◆ **WORK TO BE COMPLETED**: Filter the listing and keep only the lines with the word "mant".

(begin)

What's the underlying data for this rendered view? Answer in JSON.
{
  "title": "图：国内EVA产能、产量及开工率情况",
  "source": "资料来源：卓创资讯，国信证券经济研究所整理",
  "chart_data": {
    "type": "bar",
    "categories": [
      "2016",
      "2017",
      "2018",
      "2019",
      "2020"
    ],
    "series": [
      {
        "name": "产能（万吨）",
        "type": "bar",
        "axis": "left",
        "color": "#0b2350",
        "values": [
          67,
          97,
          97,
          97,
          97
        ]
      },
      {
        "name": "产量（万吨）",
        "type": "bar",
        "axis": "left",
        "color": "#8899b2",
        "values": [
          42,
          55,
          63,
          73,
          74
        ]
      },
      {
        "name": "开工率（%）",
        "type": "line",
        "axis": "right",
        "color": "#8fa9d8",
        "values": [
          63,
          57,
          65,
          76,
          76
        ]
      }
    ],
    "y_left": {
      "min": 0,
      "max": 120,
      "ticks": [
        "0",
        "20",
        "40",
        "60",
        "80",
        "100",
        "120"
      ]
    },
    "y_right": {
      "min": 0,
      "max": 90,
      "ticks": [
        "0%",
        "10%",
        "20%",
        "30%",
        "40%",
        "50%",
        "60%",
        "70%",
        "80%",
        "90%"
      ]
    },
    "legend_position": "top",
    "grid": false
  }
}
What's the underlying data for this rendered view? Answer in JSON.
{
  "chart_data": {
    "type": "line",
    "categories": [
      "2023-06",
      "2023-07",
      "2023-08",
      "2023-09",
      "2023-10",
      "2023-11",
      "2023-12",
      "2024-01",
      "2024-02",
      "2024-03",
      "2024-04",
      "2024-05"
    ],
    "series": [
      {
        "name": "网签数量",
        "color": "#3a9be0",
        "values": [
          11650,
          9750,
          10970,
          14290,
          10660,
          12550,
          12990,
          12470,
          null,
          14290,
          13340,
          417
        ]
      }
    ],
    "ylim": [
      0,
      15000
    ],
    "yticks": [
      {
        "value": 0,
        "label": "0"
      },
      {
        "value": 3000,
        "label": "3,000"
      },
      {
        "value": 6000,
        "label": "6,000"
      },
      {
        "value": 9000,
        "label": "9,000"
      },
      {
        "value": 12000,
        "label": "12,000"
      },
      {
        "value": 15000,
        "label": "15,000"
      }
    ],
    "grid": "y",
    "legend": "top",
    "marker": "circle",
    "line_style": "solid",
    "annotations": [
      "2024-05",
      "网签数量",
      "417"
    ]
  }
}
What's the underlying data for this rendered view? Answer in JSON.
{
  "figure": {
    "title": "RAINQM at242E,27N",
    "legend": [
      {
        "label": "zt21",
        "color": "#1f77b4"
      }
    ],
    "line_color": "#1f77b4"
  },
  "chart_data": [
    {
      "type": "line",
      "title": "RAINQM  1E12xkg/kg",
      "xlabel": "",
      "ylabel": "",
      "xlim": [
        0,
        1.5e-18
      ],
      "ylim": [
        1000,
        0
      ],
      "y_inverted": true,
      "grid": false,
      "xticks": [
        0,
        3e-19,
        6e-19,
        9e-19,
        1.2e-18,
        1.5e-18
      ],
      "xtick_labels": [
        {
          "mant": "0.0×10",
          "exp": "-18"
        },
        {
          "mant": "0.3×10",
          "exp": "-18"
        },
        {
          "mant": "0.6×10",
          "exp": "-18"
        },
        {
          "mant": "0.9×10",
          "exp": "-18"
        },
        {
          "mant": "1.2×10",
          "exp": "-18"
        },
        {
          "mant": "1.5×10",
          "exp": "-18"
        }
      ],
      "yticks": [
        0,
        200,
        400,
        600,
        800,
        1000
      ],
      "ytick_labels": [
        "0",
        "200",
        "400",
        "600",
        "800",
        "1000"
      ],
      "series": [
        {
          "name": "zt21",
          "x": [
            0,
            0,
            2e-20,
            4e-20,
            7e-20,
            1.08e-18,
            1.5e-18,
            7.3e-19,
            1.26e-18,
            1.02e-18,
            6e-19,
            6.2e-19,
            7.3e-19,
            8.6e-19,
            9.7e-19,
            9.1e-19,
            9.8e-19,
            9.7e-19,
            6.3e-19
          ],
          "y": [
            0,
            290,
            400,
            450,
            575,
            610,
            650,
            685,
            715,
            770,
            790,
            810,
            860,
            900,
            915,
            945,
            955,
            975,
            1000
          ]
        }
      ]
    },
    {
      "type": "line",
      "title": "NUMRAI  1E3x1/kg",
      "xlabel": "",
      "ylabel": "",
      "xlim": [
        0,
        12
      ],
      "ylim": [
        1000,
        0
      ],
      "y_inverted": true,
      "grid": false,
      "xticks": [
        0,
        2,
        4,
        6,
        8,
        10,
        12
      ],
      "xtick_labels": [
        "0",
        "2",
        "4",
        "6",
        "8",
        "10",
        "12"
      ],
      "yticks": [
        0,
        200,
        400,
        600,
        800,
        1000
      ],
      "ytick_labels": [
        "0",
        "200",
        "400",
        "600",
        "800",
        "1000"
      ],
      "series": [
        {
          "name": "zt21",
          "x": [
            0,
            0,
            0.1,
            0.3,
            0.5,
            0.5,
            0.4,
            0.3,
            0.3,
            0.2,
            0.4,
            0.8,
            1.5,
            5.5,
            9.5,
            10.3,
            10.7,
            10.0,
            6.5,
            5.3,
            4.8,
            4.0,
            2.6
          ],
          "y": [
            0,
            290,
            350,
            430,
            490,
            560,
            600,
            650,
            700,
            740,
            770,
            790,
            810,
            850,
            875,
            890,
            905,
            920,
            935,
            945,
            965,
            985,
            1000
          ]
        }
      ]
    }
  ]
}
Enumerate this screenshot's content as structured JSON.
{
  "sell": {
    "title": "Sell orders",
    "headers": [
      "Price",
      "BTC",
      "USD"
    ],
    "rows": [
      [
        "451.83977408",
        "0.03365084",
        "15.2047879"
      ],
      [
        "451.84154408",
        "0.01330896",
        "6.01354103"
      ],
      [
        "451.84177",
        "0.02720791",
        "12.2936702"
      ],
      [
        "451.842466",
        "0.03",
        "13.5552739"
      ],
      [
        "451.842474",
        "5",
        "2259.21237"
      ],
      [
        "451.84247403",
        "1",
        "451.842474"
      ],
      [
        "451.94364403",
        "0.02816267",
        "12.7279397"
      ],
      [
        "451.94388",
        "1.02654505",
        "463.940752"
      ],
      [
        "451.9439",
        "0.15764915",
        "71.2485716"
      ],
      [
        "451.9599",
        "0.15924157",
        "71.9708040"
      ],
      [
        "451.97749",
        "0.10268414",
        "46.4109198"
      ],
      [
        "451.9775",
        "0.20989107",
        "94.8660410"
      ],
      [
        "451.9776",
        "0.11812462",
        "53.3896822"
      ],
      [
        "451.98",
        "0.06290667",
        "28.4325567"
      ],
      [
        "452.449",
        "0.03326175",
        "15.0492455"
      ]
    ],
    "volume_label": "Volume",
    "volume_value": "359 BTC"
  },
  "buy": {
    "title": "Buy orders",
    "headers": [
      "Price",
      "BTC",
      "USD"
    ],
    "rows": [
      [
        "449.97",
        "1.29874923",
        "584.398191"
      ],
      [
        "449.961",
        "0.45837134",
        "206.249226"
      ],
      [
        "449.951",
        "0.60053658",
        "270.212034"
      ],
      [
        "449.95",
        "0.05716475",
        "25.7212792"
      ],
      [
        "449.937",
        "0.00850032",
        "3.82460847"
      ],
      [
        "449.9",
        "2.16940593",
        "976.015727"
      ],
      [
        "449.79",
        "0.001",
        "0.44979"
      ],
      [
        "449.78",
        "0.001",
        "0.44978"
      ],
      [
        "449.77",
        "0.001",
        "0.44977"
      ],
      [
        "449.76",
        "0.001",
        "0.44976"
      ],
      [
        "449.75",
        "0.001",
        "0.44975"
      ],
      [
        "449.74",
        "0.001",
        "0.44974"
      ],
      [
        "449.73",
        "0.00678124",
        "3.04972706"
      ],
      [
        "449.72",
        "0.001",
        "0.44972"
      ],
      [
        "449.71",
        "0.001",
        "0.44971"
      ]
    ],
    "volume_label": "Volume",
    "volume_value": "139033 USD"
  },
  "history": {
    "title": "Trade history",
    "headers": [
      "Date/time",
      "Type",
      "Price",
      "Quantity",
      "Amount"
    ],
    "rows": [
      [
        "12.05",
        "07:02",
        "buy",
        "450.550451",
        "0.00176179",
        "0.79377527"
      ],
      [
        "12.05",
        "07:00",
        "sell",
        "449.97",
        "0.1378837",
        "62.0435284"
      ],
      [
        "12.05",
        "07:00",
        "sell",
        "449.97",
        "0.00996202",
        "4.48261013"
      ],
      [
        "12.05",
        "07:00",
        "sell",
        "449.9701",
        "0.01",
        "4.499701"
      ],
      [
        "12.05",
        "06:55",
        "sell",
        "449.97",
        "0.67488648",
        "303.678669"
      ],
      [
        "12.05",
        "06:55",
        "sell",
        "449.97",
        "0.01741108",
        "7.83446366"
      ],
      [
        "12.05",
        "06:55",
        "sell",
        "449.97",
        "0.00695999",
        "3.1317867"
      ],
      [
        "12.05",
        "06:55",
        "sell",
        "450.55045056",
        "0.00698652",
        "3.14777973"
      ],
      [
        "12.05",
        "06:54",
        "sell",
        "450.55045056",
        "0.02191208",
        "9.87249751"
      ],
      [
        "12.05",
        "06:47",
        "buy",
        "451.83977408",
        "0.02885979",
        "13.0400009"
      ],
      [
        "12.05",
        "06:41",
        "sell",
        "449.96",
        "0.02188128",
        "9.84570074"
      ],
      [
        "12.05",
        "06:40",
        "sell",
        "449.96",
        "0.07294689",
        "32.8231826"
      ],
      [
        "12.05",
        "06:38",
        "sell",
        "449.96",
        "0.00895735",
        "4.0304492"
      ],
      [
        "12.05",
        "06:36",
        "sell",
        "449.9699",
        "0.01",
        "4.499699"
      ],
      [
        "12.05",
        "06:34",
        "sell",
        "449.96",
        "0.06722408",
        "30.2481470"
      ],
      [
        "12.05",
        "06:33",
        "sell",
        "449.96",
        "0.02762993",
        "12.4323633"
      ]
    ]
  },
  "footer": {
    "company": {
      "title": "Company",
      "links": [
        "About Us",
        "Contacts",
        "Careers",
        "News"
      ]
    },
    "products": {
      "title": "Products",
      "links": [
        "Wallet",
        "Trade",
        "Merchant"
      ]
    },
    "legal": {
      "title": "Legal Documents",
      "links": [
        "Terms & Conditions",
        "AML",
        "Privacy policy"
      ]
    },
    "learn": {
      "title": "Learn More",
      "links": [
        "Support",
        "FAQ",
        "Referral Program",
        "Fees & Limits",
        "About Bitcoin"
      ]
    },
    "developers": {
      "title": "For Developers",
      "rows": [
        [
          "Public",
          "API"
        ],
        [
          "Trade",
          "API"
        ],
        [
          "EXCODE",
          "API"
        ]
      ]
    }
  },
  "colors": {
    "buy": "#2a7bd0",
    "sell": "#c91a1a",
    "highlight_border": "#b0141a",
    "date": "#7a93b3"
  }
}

(end)

◆ **RESPONSE**:
          "mant": "0.0×10",
          "mant": "0.3×10",
          "mant": "0.6×10",
          "mant": "0.9×10",
          "mant": "1.2×10",
          "mant": "1.5×10",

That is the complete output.